Stored data entries:
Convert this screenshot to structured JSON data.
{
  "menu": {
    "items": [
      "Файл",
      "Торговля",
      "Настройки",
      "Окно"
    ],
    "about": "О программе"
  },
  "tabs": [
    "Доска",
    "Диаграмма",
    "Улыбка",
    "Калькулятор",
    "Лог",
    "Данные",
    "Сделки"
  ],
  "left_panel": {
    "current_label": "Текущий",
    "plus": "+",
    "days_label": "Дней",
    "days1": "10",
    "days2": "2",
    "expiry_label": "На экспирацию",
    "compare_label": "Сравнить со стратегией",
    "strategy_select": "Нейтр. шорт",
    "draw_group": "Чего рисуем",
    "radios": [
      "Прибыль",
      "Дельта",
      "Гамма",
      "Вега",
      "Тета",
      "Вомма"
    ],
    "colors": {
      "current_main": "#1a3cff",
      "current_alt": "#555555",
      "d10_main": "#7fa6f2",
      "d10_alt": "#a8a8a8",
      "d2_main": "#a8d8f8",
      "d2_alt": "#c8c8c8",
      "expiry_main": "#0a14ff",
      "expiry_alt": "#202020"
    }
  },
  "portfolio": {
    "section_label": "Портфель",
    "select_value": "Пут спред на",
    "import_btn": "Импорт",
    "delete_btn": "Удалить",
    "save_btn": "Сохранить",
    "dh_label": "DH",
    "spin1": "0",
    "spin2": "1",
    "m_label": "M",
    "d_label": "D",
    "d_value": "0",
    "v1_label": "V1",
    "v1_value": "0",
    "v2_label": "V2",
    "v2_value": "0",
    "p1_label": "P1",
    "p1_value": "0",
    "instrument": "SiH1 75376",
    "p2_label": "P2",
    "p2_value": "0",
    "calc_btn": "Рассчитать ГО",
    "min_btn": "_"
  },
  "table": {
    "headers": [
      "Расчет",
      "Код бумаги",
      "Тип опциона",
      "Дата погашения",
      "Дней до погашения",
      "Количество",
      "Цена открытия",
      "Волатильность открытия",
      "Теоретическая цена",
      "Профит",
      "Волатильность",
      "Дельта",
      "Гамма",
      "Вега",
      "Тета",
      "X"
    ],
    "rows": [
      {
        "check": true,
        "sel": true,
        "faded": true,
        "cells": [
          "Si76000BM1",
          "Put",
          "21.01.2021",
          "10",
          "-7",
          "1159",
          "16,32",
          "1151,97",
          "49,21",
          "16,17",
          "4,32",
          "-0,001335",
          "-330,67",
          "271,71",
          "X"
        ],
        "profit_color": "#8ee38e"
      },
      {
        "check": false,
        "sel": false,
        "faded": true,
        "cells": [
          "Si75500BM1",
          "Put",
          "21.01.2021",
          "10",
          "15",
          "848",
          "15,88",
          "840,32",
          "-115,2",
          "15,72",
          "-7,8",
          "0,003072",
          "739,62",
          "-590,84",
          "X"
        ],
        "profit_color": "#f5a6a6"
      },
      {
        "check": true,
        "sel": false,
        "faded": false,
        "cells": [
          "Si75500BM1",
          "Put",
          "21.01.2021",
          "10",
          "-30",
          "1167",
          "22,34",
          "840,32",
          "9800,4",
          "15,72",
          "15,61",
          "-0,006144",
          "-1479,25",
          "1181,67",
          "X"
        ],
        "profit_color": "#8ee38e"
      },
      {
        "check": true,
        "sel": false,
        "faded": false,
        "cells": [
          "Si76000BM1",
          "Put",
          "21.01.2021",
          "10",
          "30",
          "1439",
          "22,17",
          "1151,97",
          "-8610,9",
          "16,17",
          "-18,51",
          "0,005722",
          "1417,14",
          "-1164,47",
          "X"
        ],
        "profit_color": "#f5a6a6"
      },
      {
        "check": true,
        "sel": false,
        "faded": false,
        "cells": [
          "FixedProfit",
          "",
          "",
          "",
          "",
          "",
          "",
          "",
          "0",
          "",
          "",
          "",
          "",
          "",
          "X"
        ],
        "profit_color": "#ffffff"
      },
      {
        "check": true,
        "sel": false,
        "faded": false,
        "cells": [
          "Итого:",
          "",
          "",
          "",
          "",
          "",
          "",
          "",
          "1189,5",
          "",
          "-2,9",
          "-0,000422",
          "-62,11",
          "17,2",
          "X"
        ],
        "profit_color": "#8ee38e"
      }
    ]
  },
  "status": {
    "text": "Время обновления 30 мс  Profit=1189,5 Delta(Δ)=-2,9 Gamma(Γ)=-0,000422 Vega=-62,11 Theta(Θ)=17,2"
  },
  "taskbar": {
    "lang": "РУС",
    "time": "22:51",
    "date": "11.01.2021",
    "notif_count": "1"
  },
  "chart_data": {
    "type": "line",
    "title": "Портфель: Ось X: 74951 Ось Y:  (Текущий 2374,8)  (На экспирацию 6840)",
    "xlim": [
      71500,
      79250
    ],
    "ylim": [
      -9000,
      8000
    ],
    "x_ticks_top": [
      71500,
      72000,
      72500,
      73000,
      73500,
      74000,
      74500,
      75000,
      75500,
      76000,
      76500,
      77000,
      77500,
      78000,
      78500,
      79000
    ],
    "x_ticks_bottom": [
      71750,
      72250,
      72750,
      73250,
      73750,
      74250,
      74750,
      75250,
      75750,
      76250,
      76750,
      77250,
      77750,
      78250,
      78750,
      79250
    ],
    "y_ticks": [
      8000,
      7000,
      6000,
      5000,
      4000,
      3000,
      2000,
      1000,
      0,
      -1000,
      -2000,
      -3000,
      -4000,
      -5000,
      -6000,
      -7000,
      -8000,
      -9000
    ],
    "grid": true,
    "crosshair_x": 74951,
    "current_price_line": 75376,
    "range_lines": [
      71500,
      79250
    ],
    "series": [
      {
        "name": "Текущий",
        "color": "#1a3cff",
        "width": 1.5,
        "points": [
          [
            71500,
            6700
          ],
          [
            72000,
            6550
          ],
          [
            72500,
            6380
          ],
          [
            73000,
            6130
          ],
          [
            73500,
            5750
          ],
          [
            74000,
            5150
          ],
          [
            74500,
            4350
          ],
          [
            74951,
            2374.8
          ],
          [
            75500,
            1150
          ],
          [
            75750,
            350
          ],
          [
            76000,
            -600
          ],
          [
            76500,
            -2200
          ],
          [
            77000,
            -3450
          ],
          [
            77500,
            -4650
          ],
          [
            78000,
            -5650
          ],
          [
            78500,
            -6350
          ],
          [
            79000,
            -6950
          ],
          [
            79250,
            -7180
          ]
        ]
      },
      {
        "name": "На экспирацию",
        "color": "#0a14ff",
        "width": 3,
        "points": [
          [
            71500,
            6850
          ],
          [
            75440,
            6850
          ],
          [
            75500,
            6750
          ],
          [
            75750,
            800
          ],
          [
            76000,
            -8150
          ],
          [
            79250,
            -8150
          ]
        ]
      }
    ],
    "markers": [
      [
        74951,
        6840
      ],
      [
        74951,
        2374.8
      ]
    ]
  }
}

_Directions_: Your task is to extract all of the records exactly.

_Response to this task_:
Convert this screenshot to structured JSON data.
{
  "menu": {
    "items": [
      "Файл",
      "Торговля",
      "Настройки",
      "Окно"
    ],
    "about": "О программе"
  },
  "tabs": [
    "Доска",
    "Диаграмма",
    "Улыбка",
    "Калькулятор",
    "Лог",
    "Данные",
    "Сделки"
  ],
  "left_panel": {
    "current_label": "Текущий",
    "plus": "+",
    "days_label": "Дней",
    "days1": "10",
    "days2": "2",
    "expiry_label": "На экспирацию",
    "compare_label": "Сравнить со стратегией",
    "strategy_select": "Нейтр. шорт",
    "draw_group": "Чего рисуем",
    "radios": [
      "Прибыль",
      "Дельта",
      "Гамма",
      "Вега",
      "Тета",
      "Вомма"
    ],
    "colors": {
      "current_main": "#1a3cff",
      "current_alt": "#555555",
      "d10_main": "#7fa6f2",
      "d10_alt": "#a8a8a8",
      "d2_main": "#a8d8f8",
      "d2_alt": "#c8c8c8",
      "expiry_main": "#0a14ff",
      "expiry_alt": "#202020"
    }
  },
  "portfolio": {
    "section_label": "Портфель",
    "select_value": "Пут спред на",
    "import_btn": "Импорт",
    "delete_btn": "Удалить",
    "save_btn": "Сохранить",
    "dh_label": "DH",
    "spin1": "0",
    "spin2": "1",
    "m_label": "M",
    "d_label": "D",
    "d_value": "0",
    "v1_label": "V1",
    "v1_value": "0",
    "v2_label": "V2",
    "v2_value": "0",
    "p1_label": "P1",
    "p1_value": "0",
    "instrument": "SiH1 75376",
    "p2_label": "P2",
    "p2_value": "0",
    "calc_btn": "Рассчитать ГО",
    "min_btn": "_"
  },
  "table": {
    "headers": [
      "Расчет",
      "Код бумаги",
      "Тип опциона",
      "Дата погашения",
      "Дней до погашения",
      "Количество",
      "Цена открытия",
      "Волатильность открытия",
      "Теоретическая цена",
      "Профит",
      "Волатильность",
      "Дельта",
      "Гамма",
      "Вега",
      "Тета",
      "X"
    ],
    "rows": [
      {
        "check": true,
        "sel": true,
        "faded": true,
        "cells": [
          "Si76000BM1",
          "Put",
          "21.01.2021",
          "10",
          "-7",
          "1159",
          "16,32",
          "1151,97",
          "49,21",
          "16,17",
          "4,32",
          "-0,001335",
          "-330,67",
          "271,71",
          "X"
        ],
        "profit_color": "#8ee38e"
      },
      {
        "check": false,
        "sel": false,
        "faded": true,
        "cells": [
          "Si75500BM1",
          "Put",
          "21.01.2021",
          "10",
          "15",
          "848",
          "15,88",
          "840,32",
          "-115,2",
          "15,72",
          "-7,8",
          "0,003072",
          "739,62",
          "-590,84",
          "X"
        ],
        "profit_color": "#f5a6a6"
      },
      {
        "check": true,
        "sel": false,
        "faded": false,
        "cells": [
          "Si75500BM1",
          "Put",
          "21.01.2021",
          "10",
          "-30",
          "1167",
          "22,34",
          "840,32",
          "9800,4",
          "15,72",
          "15,61",
          "-0,006144",
          "-1479,25",
          "1181,67",
          "X"
        ],
        "profit_color": "#8ee38e"
      },
      {
        "check": true,
        "sel": false,
        "faded": false,
        "cells": [
          "Si76000BM1",
          "Put",
          "21.01.2021",
          "10",
          "30",
          "1439",
          "22,17",
          "1151,97",
          "-8610,9",
          "16,17",
          "-18,51",
          "0,005722",
          "1417,14",
          "-1164,47",
          "X"
        ],
        "profit_color": "#f5a6a6"
      },
      {
        "check": true,
        "sel": false,
        "faded": false,
        "cells": [
          "FixedProfit",
          "",
          "",
          "",
          "",
          "",
          "",
          "",
          "0",
          "",
          "",
          "",
          "",
          "",
          "X"
        ],
        "profit_color": "#ffffff"
      },
      {
        "check": true,
        "sel": false,
        "faded": false,
        "cells": [
          "Итого:",
          "",
          "",
          "",
          "",
          "",
          "",
          "",
          "1189,5",
          "",
          "-2,9",
          "-0,000422",
          "-62,11",
          "17,2",
          "X"
        ],
        "profit_color": "#8ee38e"
      }
    ]
  },
  "status": {
    "text": "Время обновления 30 мс  Profit=1189,5 Delta(Δ)=-2,9 Gamma(Γ)=-0,000422 Vega=-62,11 Theta(Θ)=17,2"
  },
  "taskbar": {
    "lang": "РУС",
    "time": "22:51",
    "date": "11.01.2021",
    "notif_count": "1"
  },
  "chart_data": {
    "type": "line",
    "title": "Портфель: Ось X: 74951 Ось Y:  (Текущий 2374,8)  (На экспирацию 6840)",
    "xlim": [
      71500,
      79250
    ],
    "ylim": [
      -9000,
      8000
    ],
    "x_ticks_top": [
      71500,
      72000,
      72500,
      73000,
      73500,
      74000,
      74500,
      75000,
      75500,
      76000,
      76500,
      77000,
      77500,
      78000,
      78500,
      79000
    ],
    "x_ticks_bottom": [
      71750,
      72250,
      72750,
      73250,
      73750,
      74250,
      74750,
      75250,
      75750,
      76250,
      76750,
      77250,
      77750,
      78250,
      78750,
      79250
    ],
    "y_ticks": [
      8000,
      7000,
      6000,
      5000,
      4000,
      3000,
      2000,
      1000,
      0,
      -1000,
      -2000,
      -3000,
      -4000,
      -5000,
      -6000,
      -7000,
      -8000,
      -9000
    ],
    "grid": true,
    "crosshair_x": 74951,
    "current_price_line": 75376,
    "range_lines": [
      71500,
      79250
    ],
    "series": [
      {
        "name": "Текущий",
        "color": "#1a3cff",
        "width": 1.5,
        "points": [
          [
            71500,
            6700
          ],
          [
            72000,
            6550
          ],
          [
            72500,
            6380
          ],
          [
            73000,
            6130
          ],
          [
            73500,
            5750
          ],
          [
            74000,
            5150
          ],
          [
            74500,
            4350
          ],
          [
            74951,
            2374.8
          ],
          [
            75500,
            1150
          ],
          [
            75750,
            350
          ],
          [
            76000,
            -600
          ],
          [
            76500,
            -2200
          ],
          [
            77000,
            -3450
          ],
          [
            77500,
            -4650
          ],
          [
            78000,
            -5650
          ],
          [
            78500,
            -6350
          ],
          [
            79000,
            -6950
          ],
          [
            79250,
            -7180
          ]
        ]
      },
      {
        "name": "На экспирацию",
        "color": "#0a14ff",
        "width": 3,
        "points": [
          [
            71500,
            6850
          ],
          [
            75440,
            6850
          ],
          [
            75500,
            6750
          ],
          [
            75750,
            800
          ],
          [
            76000,
            -8150
          ],
          [
            79250,
            -8150
          ]
        ]
      }
    ],
    "markers": [
      [
        74951,
        6840
      ],
      [
        74951,
        2374.8
      ]
    ]
  }
}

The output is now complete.